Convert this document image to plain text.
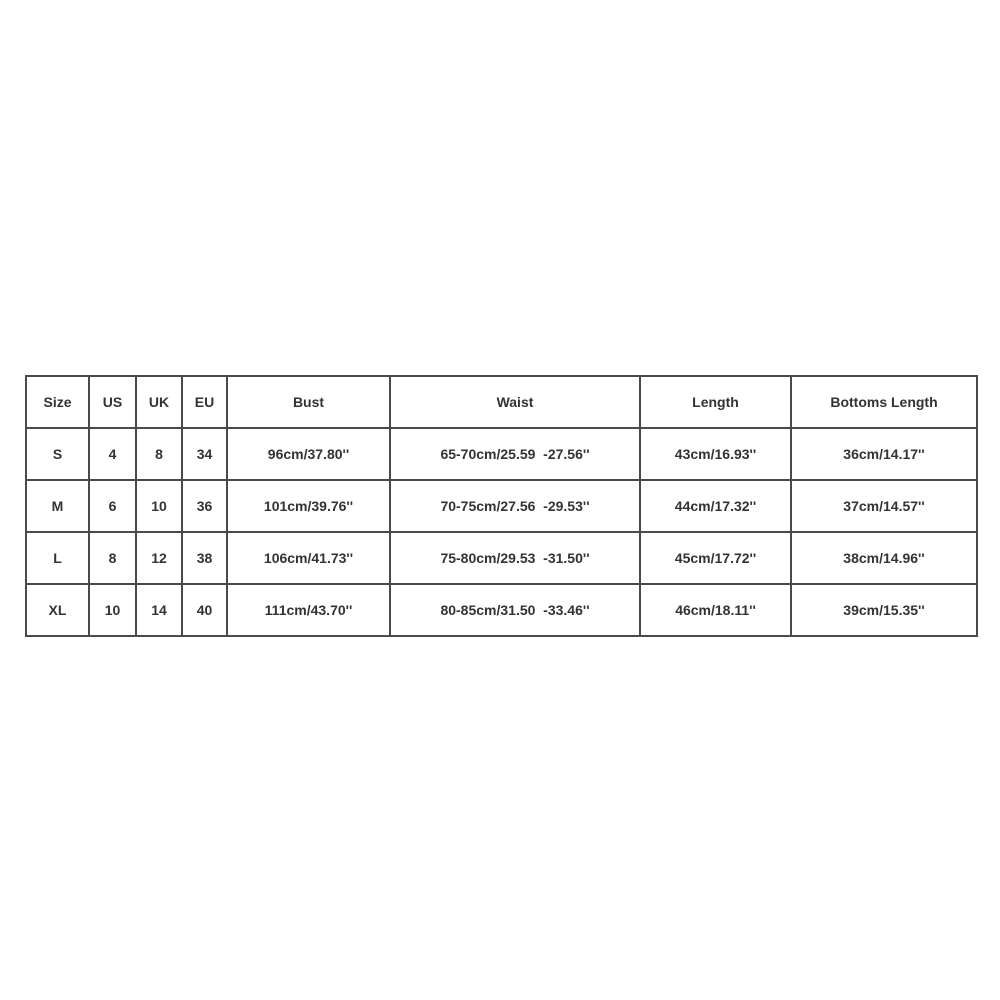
Size	US	UK	EU	Bust	Waist	Length	Bottoms Length
S	4	8	34	96cm/37.80''	65-70cm/25.59  -27.56''	43cm/16.93''	36cm/14.17''
M	6	10	36	101cm/39.76''	70-75cm/27.56  -29.53''	44cm/17.32''	37cm/14.57''
L	8	12	38	106cm/41.73''	75-80cm/29.53  -31.50''	45cm/17.72''	38cm/14.96''
XL	10	14	40	111cm/43.70''	80-85cm/31.50  -33.46''	46cm/18.11''	39cm/15.35''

------------

> OBJECTIVE: Copy every entry word for word, but omit the pictures.

> SOLVED EXERCISE:
Convert this document image to plain text.
Size	US	UK	EU	Bust	Waist	Length	Bottoms Length
S	4	8	34	96cm/37.80''	65-70cm/25.59  -27.56''	43cm/16.93''	36cm/14.17''
M	6	10	36	101cm/39.76''	70-75cm/27.56  -29.53''	44cm/17.32''	37cm/14.57''
L	8	12	38	106cm/41.73''	75-80cm/29.53  -31.50''	45cm/17.72''	38cm/14.96''
XL	10	14	40	111cm/43.70''	80-85cm/31.50  -33.46''	46cm/18.11''	39cm/15.35''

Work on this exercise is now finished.